INSTRUCTION: Please copy every line of the following material exactly as it stands.

INFORMATION PROVIDED:

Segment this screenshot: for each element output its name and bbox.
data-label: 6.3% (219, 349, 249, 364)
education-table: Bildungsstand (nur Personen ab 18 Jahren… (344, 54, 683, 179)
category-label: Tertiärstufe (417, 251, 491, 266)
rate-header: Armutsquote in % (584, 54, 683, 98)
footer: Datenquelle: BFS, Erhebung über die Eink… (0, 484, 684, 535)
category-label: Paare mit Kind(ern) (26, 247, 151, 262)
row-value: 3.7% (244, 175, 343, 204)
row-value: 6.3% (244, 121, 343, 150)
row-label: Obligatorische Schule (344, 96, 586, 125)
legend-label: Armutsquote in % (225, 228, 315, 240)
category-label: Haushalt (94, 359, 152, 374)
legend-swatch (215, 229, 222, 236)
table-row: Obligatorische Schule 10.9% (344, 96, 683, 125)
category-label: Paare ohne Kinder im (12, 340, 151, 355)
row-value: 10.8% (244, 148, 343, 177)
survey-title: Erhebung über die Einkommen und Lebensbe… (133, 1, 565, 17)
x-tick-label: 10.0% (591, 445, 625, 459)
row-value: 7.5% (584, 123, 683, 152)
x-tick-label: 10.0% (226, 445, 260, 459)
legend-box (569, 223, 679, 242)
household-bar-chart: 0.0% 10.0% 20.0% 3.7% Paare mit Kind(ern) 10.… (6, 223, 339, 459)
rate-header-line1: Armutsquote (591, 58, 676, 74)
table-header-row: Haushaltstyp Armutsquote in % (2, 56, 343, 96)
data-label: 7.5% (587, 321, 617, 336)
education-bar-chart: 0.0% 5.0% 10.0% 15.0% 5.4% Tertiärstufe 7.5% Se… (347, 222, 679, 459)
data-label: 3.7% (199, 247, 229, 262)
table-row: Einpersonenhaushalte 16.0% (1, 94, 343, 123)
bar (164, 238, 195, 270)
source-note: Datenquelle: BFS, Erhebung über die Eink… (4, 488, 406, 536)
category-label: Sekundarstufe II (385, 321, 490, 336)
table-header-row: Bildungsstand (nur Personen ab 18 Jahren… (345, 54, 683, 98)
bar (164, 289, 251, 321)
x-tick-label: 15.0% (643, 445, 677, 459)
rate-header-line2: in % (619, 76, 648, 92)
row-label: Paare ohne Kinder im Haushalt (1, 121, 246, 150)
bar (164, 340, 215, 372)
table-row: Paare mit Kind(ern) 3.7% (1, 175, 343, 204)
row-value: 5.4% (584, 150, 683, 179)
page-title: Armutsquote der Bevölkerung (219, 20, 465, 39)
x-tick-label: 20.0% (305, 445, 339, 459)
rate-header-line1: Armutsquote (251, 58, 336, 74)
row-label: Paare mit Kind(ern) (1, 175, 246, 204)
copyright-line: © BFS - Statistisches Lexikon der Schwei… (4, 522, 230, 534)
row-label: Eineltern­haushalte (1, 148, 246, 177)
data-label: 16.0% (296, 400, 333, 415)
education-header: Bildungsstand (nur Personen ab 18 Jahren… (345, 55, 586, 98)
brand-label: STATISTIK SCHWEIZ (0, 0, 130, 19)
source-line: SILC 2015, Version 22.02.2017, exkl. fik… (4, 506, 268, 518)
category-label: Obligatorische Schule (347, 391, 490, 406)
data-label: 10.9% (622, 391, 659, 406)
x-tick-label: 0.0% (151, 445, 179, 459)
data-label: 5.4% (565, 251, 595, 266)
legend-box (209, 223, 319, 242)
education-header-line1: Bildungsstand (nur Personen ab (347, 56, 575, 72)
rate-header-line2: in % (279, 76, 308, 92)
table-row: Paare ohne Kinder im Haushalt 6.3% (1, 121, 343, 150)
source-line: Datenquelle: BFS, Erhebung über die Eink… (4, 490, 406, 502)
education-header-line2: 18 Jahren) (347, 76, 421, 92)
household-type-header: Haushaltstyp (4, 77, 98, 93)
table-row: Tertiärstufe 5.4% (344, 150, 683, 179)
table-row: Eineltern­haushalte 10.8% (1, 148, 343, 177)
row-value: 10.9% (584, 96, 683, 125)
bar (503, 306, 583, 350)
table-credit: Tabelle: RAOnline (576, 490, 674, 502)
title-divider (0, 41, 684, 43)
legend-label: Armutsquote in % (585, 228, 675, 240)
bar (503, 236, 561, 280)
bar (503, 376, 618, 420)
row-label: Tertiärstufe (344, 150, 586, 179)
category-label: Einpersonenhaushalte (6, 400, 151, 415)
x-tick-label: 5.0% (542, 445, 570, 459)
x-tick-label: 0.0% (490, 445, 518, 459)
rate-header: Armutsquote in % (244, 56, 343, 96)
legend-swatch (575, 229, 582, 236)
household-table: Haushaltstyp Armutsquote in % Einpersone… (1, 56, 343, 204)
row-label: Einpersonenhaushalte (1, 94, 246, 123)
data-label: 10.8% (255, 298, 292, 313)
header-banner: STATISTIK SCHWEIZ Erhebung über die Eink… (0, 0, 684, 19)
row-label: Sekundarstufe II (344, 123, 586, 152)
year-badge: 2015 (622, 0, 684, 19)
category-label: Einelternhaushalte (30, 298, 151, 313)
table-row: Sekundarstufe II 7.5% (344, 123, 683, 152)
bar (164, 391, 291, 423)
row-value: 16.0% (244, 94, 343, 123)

EXERCISE OUTPUT:
Segment this screenshot: for each element output its name and bbox.
data-label: 6.3% (219, 349, 249, 364)
education-table: Bildungsstand (nur Personen ab 18 Jahren… (344, 54, 683, 179)
category-label: Tertiärstufe (417, 251, 491, 266)
rate-header: Armutsquote in % (584, 54, 683, 98)
footer: Datenquelle: BFS, Erhebung über die Eink… (0, 484, 684, 535)
category-label: Paare mit Kind(ern) (26, 247, 151, 262)
row-value: 3.7% (244, 175, 343, 204)
row-value: 6.3% (244, 121, 343, 150)
row-label: Obligatorische Schule (344, 96, 586, 125)
legend-label: Armutsquote in % (225, 228, 315, 240)
category-label: Haushalt (94, 359, 152, 374)
legend-swatch (215, 229, 222, 236)
table-row: Obligatorische Schule 10.9% (344, 96, 683, 125)
category-label: Paare ohne Kinder im (12, 340, 151, 355)
row-value: 10.8% (244, 148, 343, 177)
survey-title: Erhebung über die Einkommen und Lebensbe… (133, 1, 565, 17)
x-tick-label: 10.0% (591, 445, 625, 459)
row-value: 7.5% (584, 123, 683, 152)
x-tick-label: 10.0% (226, 445, 260, 459)
legend-box (569, 223, 679, 242)
household-bar-chart: 0.0% 10.0% 20.0% 3.7% Paare mit Kind(ern) 10.… (6, 223, 339, 459)
rate-header-line1: Armutsquote (591, 58, 676, 74)
table-header-row: Haushaltstyp Armutsquote in % (2, 56, 343, 96)
data-label: 7.5% (587, 321, 617, 336)
education-bar-chart: 0.0% 5.0% 10.0% 15.0% 5.4% Tertiärstufe 7.5% Se… (347, 222, 679, 459)
data-label: 3.7% (199, 247, 229, 262)
table-row: Einpersonenhaushalte 16.0% (1, 94, 343, 123)
bar (164, 238, 195, 270)
source-note: Datenquelle: BFS, Erhebung über die Eink… (4, 488, 406, 536)
category-label: Sekundarstufe II (385, 321, 490, 336)
table-header-row: Bildungsstand (nur Personen ab 18 Jahren… (345, 54, 683, 98)
bar (164, 289, 251, 321)
x-tick-label: 15.0% (643, 445, 677, 459)
rate-header-line2: in % (619, 76, 648, 92)
row-label: Paare ohne Kinder im Haushalt (1, 121, 246, 150)
bar (164, 340, 215, 372)
table-row: Paare mit Kind(ern) 3.7% (1, 175, 343, 204)
row-value: 5.4% (584, 150, 683, 179)
page-title: Armutsquote der Bevölkerung (219, 20, 465, 39)
x-tick-label: 20.0% (305, 445, 339, 459)
rate-header-line1: Armutsquote (251, 58, 336, 74)
row-label: Paare mit Kind(ern) (1, 175, 246, 204)
copyright-line: © BFS - Statistisches Lexikon der Schwei… (4, 522, 230, 534)
row-label: Eineltern­haushalte (1, 148, 246, 177)
data-label: 16.0% (296, 400, 333, 415)
education-header: Bildungsstand (nur Personen ab 18 Jahren… (345, 55, 586, 98)
brand-label: STATISTIK SCHWEIZ (0, 0, 130, 19)
source-line: SILC 2015, Version 22.02.2017, exkl. fik… (4, 506, 268, 518)
category-label: Obligatorische Schule (347, 391, 490, 406)
data-label: 10.9% (622, 391, 659, 406)
x-tick-label: 0.0% (151, 445, 179, 459)
data-label: 5.4% (565, 251, 595, 266)
legend-box (209, 223, 319, 242)
education-header-line1: Bildungsstand (nur Personen ab (347, 56, 575, 72)
rate-header-line2: in % (279, 76, 308, 92)
table-row: Paare ohne Kinder im Haushalt 6.3% (1, 121, 343, 150)
source-line: Datenquelle: BFS, Erhebung über die Eink… (4, 490, 406, 502)
education-header-line2: 18 Jahren) (347, 76, 421, 92)
household-type-header: Haushaltstyp (4, 77, 98, 93)
table-row: Tertiärstufe 5.4% (344, 150, 683, 179)
table-row: Eineltern­haushalte 10.8% (1, 148, 343, 177)
row-value: 10.9% (584, 96, 683, 125)
bar (503, 306, 583, 350)
table-credit: Tabelle: RAOnline (576, 490, 674, 502)
title-divider (0, 41, 684, 43)
legend-label: Armutsquote in % (585, 228, 675, 240)
bar (503, 236, 561, 280)
bar (503, 376, 618, 420)
row-label: Tertiärstufe (344, 150, 586, 179)
category-label: Einpersonenhaushalte (6, 400, 151, 415)
x-tick-label: 5.0% (542, 445, 570, 459)
x-tick-label: 0.0% (490, 445, 518, 459)
rate-header: Armutsquote in % (244, 56, 343, 96)
legend-swatch (575, 229, 582, 236)
household-table: Haushaltstyp Armutsquote in % Einpersone… (1, 56, 343, 204)
row-label: Einpersonenhaushalte (1, 94, 246, 123)
data-label: 10.8% (255, 298, 292, 313)
header-banner: STATISTIK SCHWEIZ Erhebung über die Eink… (0, 0, 684, 19)
row-label: Sekundarstufe II (344, 123, 586, 152)
year-badge: 2015 (622, 0, 684, 19)
category-label: Einelternhaushalte (30, 298, 151, 313)
table-row: Sekundarstufe II 7.5% (344, 123, 683, 152)
bar (164, 391, 291, 423)
row-value: 16.0% (244, 94, 343, 123)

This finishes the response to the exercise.